SUPPLIED INFORMATION Block Start
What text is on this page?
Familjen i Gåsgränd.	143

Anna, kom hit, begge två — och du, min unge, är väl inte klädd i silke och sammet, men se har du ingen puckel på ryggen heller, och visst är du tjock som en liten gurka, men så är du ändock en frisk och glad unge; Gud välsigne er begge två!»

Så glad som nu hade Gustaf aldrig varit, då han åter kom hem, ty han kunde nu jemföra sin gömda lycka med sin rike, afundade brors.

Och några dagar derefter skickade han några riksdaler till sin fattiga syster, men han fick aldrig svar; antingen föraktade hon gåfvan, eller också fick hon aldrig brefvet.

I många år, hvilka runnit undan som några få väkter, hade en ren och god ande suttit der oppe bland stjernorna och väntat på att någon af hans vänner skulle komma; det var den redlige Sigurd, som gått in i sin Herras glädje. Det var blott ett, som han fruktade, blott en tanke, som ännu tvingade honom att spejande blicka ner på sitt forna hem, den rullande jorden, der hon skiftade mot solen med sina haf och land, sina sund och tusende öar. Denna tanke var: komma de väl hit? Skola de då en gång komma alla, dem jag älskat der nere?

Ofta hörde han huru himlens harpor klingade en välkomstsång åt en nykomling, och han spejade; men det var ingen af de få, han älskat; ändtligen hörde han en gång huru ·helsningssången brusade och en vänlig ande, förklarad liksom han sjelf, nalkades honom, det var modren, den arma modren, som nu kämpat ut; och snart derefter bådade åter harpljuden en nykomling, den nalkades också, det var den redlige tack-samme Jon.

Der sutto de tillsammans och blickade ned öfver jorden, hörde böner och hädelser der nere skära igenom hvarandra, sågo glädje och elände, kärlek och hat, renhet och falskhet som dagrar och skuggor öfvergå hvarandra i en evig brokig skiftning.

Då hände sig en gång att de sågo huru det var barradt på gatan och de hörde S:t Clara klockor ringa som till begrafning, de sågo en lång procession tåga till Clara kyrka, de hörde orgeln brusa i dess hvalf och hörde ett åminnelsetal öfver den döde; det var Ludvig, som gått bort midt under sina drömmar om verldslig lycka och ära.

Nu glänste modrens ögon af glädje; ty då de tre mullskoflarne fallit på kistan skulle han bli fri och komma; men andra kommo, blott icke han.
SUPPLIED INFORMATION Block End
> [TASK BRIEF]: Every single entry above has to be copied exactly.

> [COMPLETED TASK]:
What text is on this page?
Familjen i Gåsgränd.	143

Anna, kom hit, begge två — och du, min unge, är väl inte klädd i silke och sammet, men se har du ingen puckel på ryggen heller, och visst är du tjock som en liten gurka, men så är du ändock en frisk och glad unge; Gud välsigne er begge två!»

Så glad som nu hade Gustaf aldrig varit, då han åter kom hem, ty han kunde nu jemföra sin gömda lycka med sin rike, afundade brors.

Och några dagar derefter skickade han några riksdaler till sin fattiga syster, men han fick aldrig svar; antingen föraktade hon gåfvan, eller också fick hon aldrig brefvet.

I många år, hvilka runnit undan som några få väkter, hade en ren och god ande suttit der oppe bland stjernorna och väntat på att någon af hans vänner skulle komma; det var den redlige Sigurd, som gått in i sin Herras glädje. Det var blott ett, som han fruktade, blott en tanke, som ännu tvingade honom att spejande blicka ner på sitt forna hem, den rullande jorden, der hon skiftade mot solen med sina haf och land, sina sund och tusende öar. Denna tanke var: komma de väl hit? Skola de då en gång komma alla, dem jag älskat der nere?

Ofta hörde han huru himlens harpor klingade en välkomstsång åt en nykomling, och han spejade; men det var ingen af de få, han älskat; ändtligen hörde han en gång huru ·helsningssången brusade och en vänlig ande, förklarad liksom han sjelf, nalkades honom, det var modren, den arma modren, som nu kämpat ut; och snart derefter bådade åter harpljuden en nykomling, den nalkades också, det var den redlige tack-samme Jon.

Der sutto de tillsammans och blickade ned öfver jorden, hörde böner och hädelser der nere skära igenom hvarandra, sågo glädje och elände, kärlek och hat, renhet och falskhet som dagrar och skuggor öfvergå hvarandra i en evig brokig skiftning.

Då hände sig en gång att de sågo huru det var barradt på gatan och de hörde S:t Clara klockor ringa som till begrafning, de sågo en lång procession tåga till Clara kyrka, de hörde orgeln brusa i dess hvalf och hörde ett åminnelsetal öfver den döde; det var Ludvig, som gått bort midt under sina drömmar om verldslig lycka och ära.

Nu glänste modrens ögon af glädje; ty då de tre mullskoflarne fallit på kistan skulle han bli fri och komma; men andra kommo, blott icke han.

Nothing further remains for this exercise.